*Required task*.
Search the listing for the string "quaisquer" and copy every line that contains it.

*Data in this exercise*.
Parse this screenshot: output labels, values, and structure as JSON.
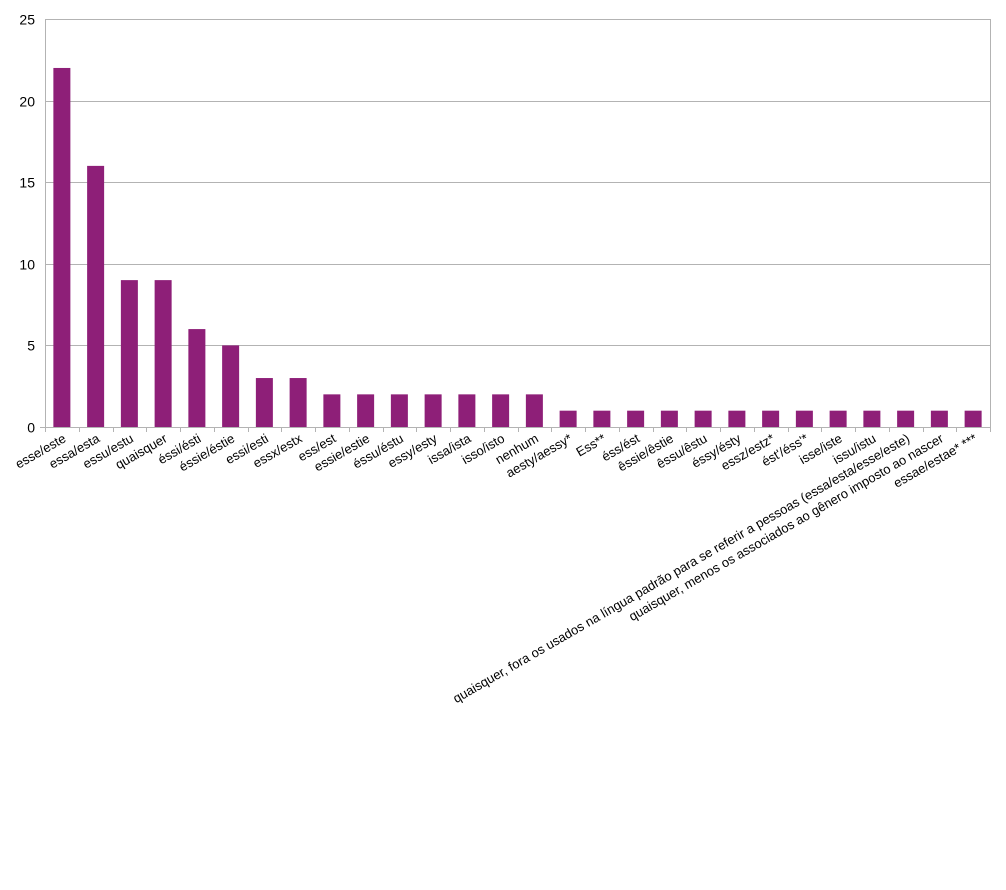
{
  "chart_data": {
    "type": "bar",
    "title": "",
    "xlabel": "",
    "ylabel": "",
    "ylim": [
      0,
      25
    ],
    "yticks": [
      0,
      5,
      10,
      15,
      20,
      25
    ],
    "grid": true,
    "legend": "none",
    "bar_color": "#8E1F78",
    "grid_color": "#B3B3B3",
    "categories": [
      "esse/este",
      "essa/esta",
      "essu/estu",
      "quaisquer",
      "éssi/ésti",
      "éssie/éstie",
      "essi/esti",
      "essx/estx",
      "ess/est",
      "essie/estie",
      "éssu/éstu",
      "essy/esty",
      "issa/ista",
      "isso/isto",
      "nenhum",
      "aesty/aessy*",
      "Ess**",
      "éss/ést",
      "êssie/êstie",
      "êssu/êstu",
      "éssy/ésty",
      "essz/estz*",
      "ést'/éss'*",
      "isse/iste",
      "issu/istu",
      "quaisquer, fora os usados na língua padrão para se referir a pessoas (essa/esta/esse/este)",
      "quaisquer, menos os associados ao gênero imposto ao nascer",
      "essae/estae* ***"
    ],
    "values": [
      22,
      16,
      9,
      9,
      6,
      5,
      3,
      3,
      2,
      2,
      2,
      2,
      2,
      2,
      2,
      1,
      1,
      1,
      1,
      1,
      1,
      1,
      1,
      1,
      1,
      1,
      1,
      1
    ]
  }
}
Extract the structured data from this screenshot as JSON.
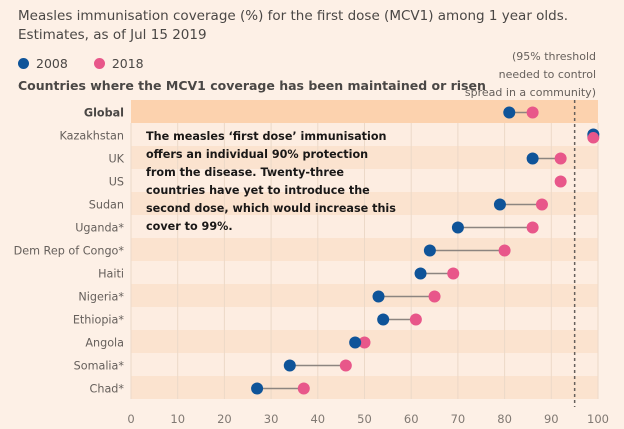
{
  "header": {
    "title_line1": "Measles immunisation coverage (%) for the first dose (MCV1) among 1 year olds.",
    "title_line2": "Estimates, as of Jul 15 2019",
    "subhead": "Countries where the MCV1 coverage has been maintained or risen"
  },
  "legend": [
    {
      "label": "2008",
      "color": "#0f5499"
    },
    {
      "label": "2018",
      "color": "#e8578a"
    }
  ],
  "threshold_note": [
    "(95% threshold",
    "needed to control",
    "spread in a community)"
  ],
  "annotation": "The measles ‘first dose’ immunisation offers an individual 90% protection from the disease. Twenty-three countries have yet to introduce the second dose, which would increase this cover to 99%.",
  "colors": {
    "y2008": "#0f5499",
    "y2018": "#e8578a",
    "band_dark": "#fbe3cf",
    "band_light": "#fdede1",
    "global_band": "#fcd2ae",
    "connector": "#8c8580",
    "threshold_line": "#66605c",
    "grid": "#ecd9c8"
  },
  "chart_data": {
    "type": "dumbbell",
    "title": "Measles immunisation coverage (%) for the first dose (MCV1) among 1 year olds.",
    "subtitle": "Estimates, as of Jul 15 2019",
    "xlabel": "",
    "ylabel": "",
    "xlim": [
      0,
      100
    ],
    "xticks": [
      0,
      10,
      20,
      30,
      40,
      50,
      60,
      70,
      80,
      90,
      100
    ],
    "grid": true,
    "legend_position": "top-left",
    "threshold": 95,
    "categories": [
      "Global",
      "Kazakhstan",
      "UK",
      "US",
      "Sudan",
      "Uganda*",
      "Dem Rep  of Congo*",
      "Haiti",
      "Nigeria*",
      "Ethiopia*",
      "Angola",
      "Somalia*",
      "Chad*"
    ],
    "series": [
      {
        "name": "2008",
        "values": [
          81,
          99,
          86,
          92,
          79,
          70,
          64,
          62,
          53,
          54,
          48,
          34,
          27
        ]
      },
      {
        "name": "2018",
        "values": [
          86,
          99,
          92,
          92,
          88,
          86,
          80,
          69,
          65,
          61,
          50,
          46,
          37
        ]
      }
    ]
  }
}
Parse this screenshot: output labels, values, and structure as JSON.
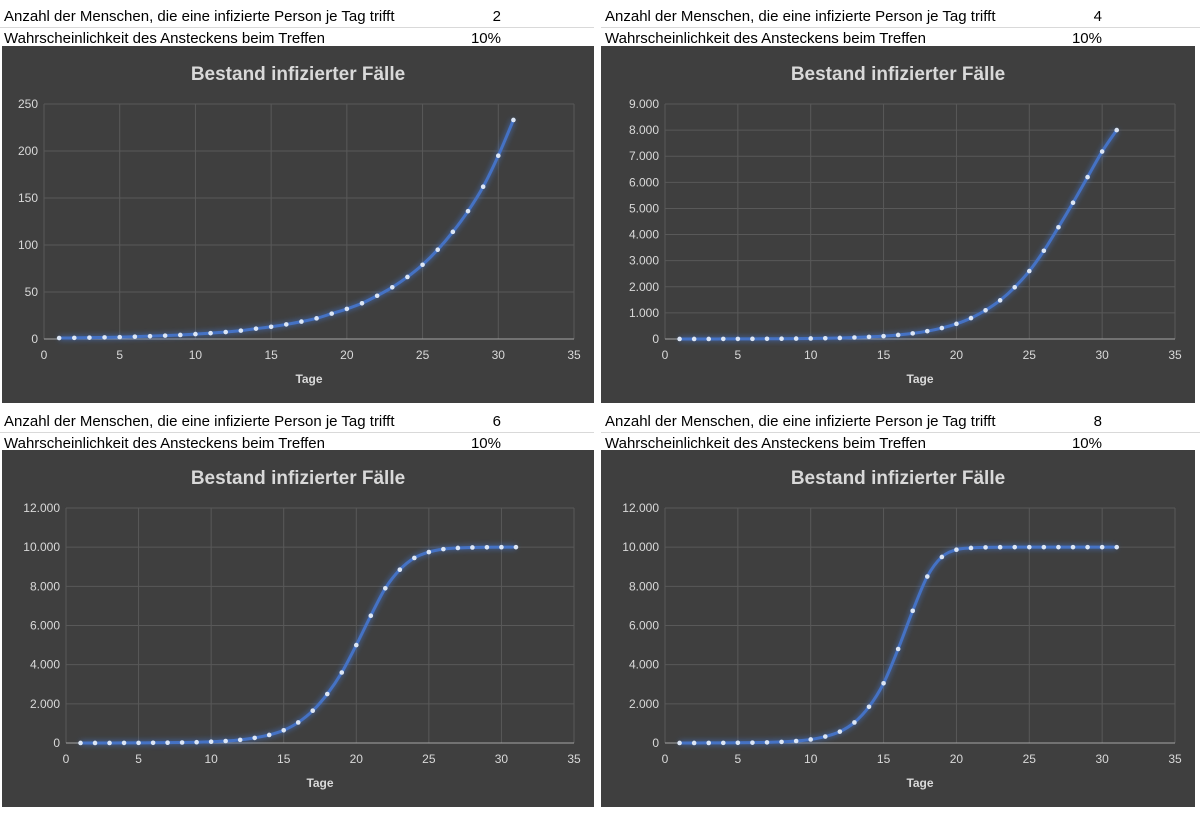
{
  "panels": [
    {
      "contacts_label": "Anzahl der Menschen, die eine infizierte Person je Tag trifft",
      "contacts_value": "2",
      "probability_label": "Wahrscheinlichkeit des Ansteckens beim Treffen",
      "probability_value": "10%"
    },
    {
      "contacts_label": "Anzahl der Menschen, die eine infizierte Person je Tag trifft",
      "contacts_value": "4",
      "probability_label": "Wahrscheinlichkeit des Ansteckens beim Treffen",
      "probability_value": "10%"
    },
    {
      "contacts_label": "Anzahl der Menschen, die eine infizierte Person je Tag trifft",
      "contacts_value": "6",
      "probability_label": "Wahrscheinlichkeit des Ansteckens beim Treffen",
      "probability_value": "10%"
    },
    {
      "contacts_label": "Anzahl der Menschen, die eine infizierte Person je Tag trifft",
      "contacts_value": "8",
      "probability_label": "Wahrscheinlichkeit des Ansteckens beim Treffen",
      "probability_value": "10%"
    }
  ],
  "chart_data": [
    {
      "type": "line",
      "title": "Bestand infizierter Fälle",
      "xlabel": "Tage",
      "ylabel": "",
      "xlim": [
        0,
        35
      ],
      "ylim": [
        0,
        250
      ],
      "x_ticks": [
        0,
        5,
        10,
        15,
        20,
        25,
        30,
        35
      ],
      "x_tick_labels": [
        "0",
        "5",
        "10",
        "15",
        "20",
        "25",
        "30",
        "35"
      ],
      "y_ticks": [
        0,
        50,
        100,
        150,
        200,
        250
      ],
      "y_tick_labels": [
        "0",
        "50",
        "100",
        "150",
        "200",
        "250"
      ],
      "grid": true,
      "line_color": "#4472c4",
      "marker_color": "#dce6f5",
      "series": [
        {
          "name": "Bestand infizierter Fälle",
          "x": [
            1,
            2,
            3,
            4,
            5,
            6,
            7,
            8,
            9,
            10,
            11,
            12,
            13,
            14,
            15,
            16,
            17,
            18,
            19,
            20,
            21,
            22,
            23,
            24,
            25,
            26,
            27,
            28,
            29,
            30,
            31
          ],
          "values": [
            1,
            1.2,
            1.4,
            1.7,
            2,
            2.5,
            3,
            3.6,
            4.3,
            5.2,
            6.2,
            7.4,
            8.9,
            11,
            13,
            15.5,
            18.5,
            22,
            27,
            32,
            38,
            46,
            55,
            66,
            79,
            95,
            114,
            136,
            162,
            195,
            233
          ]
        }
      ]
    },
    {
      "type": "line",
      "title": "Bestand infizierter Fälle",
      "xlabel": "Tage",
      "ylabel": "",
      "xlim": [
        0,
        35
      ],
      "ylim": [
        0,
        9000
      ],
      "x_ticks": [
        0,
        5,
        10,
        15,
        20,
        25,
        30,
        35
      ],
      "x_tick_labels": [
        "0",
        "5",
        "10",
        "15",
        "20",
        "25",
        "30",
        "35"
      ],
      "y_ticks": [
        0,
        1000,
        2000,
        3000,
        4000,
        5000,
        6000,
        7000,
        8000,
        9000
      ],
      "y_tick_labels": [
        "0",
        "1.000",
        "2.000",
        "3.000",
        "4.000",
        "5.000",
        "6.000",
        "7.000",
        "8.000",
        "9.000"
      ],
      "grid": true,
      "line_color": "#4472c4",
      "marker_color": "#dce6f5",
      "series": [
        {
          "name": "Bestand infizierter Fälle",
          "x": [
            1,
            2,
            3,
            4,
            5,
            6,
            7,
            8,
            9,
            10,
            11,
            12,
            13,
            14,
            15,
            16,
            17,
            18,
            19,
            20,
            21,
            22,
            23,
            24,
            25,
            26,
            27,
            28,
            29,
            30,
            31
          ],
          "values": [
            1,
            1.4,
            2,
            2.7,
            3.8,
            5.4,
            7.5,
            10.5,
            15,
            21,
            29,
            40,
            57,
            80,
            110,
            155,
            215,
            300,
            420,
            580,
            800,
            1100,
            1480,
            1980,
            2600,
            3380,
            4280,
            5220,
            6200,
            7180,
            8000
          ]
        }
      ]
    },
    {
      "type": "line",
      "title": "Bestand infizierter Fälle",
      "xlabel": "Tage",
      "ylabel": "",
      "xlim": [
        0,
        35
      ],
      "ylim": [
        0,
        12000
      ],
      "x_ticks": [
        0,
        5,
        10,
        15,
        20,
        25,
        30,
        35
      ],
      "x_tick_labels": [
        "0",
        "5",
        "10",
        "15",
        "20",
        "25",
        "30",
        "35"
      ],
      "y_ticks": [
        0,
        2000,
        4000,
        6000,
        8000,
        10000,
        12000
      ],
      "y_tick_labels": [
        "0",
        "2.000",
        "4.000",
        "6.000",
        "8.000",
        "10.000",
        "12.000"
      ],
      "grid": true,
      "line_color": "#4472c4",
      "marker_color": "#dce6f5",
      "series": [
        {
          "name": "Bestand infizierter Fälle",
          "x": [
            1,
            2,
            3,
            4,
            5,
            6,
            7,
            8,
            9,
            10,
            11,
            12,
            13,
            14,
            15,
            16,
            17,
            18,
            19,
            20,
            21,
            22,
            23,
            24,
            25,
            26,
            27,
            28,
            29,
            30,
            31
          ],
          "values": [
            1,
            1.6,
            2.6,
            4,
            6.5,
            10,
            16,
            26,
            40,
            65,
            100,
            160,
            260,
            410,
            650,
            1050,
            1650,
            2500,
            3600,
            5000,
            6500,
            7900,
            8850,
            9450,
            9750,
            9900,
            9960,
            9985,
            9995,
            9999,
            10000
          ]
        }
      ]
    },
    {
      "type": "line",
      "title": "Bestand infizierter Fälle",
      "xlabel": "Tage",
      "ylabel": "",
      "xlim": [
        0,
        35
      ],
      "ylim": [
        0,
        12000
      ],
      "x_ticks": [
        0,
        5,
        10,
        15,
        20,
        25,
        30,
        35
      ],
      "x_tick_labels": [
        "0",
        "5",
        "10",
        "15",
        "20",
        "25",
        "30",
        "35"
      ],
      "y_ticks": [
        0,
        2000,
        4000,
        6000,
        8000,
        10000,
        12000
      ],
      "y_tick_labels": [
        "0",
        "2.000",
        "4.000",
        "6.000",
        "8.000",
        "10.000",
        "12.000"
      ],
      "grid": true,
      "line_color": "#4472c4",
      "marker_color": "#dce6f5",
      "series": [
        {
          "name": "Bestand infizierter Fälle",
          "x": [
            1,
            2,
            3,
            4,
            5,
            6,
            7,
            8,
            9,
            10,
            11,
            12,
            13,
            14,
            15,
            16,
            17,
            18,
            19,
            20,
            21,
            22,
            23,
            24,
            25,
            26,
            27,
            28,
            29,
            30,
            31
          ],
          "values": [
            1,
            1.8,
            3.2,
            5.8,
            10,
            18,
            32,
            58,
            100,
            180,
            330,
            580,
            1050,
            1850,
            3050,
            4800,
            6750,
            8500,
            9500,
            9870,
            9960,
            9990,
            9998,
            10000,
            10000,
            10000,
            10000,
            10000,
            10000,
            10000,
            10000
          ]
        }
      ]
    }
  ]
}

*Exercise response*.
      "quaisquer",
      "quaisquer, fora os usados na língua padrão para se referir a pessoas (essa/esta/esse/este)",
      "quaisquer, menos os associados ao gênero imposto ao nascer",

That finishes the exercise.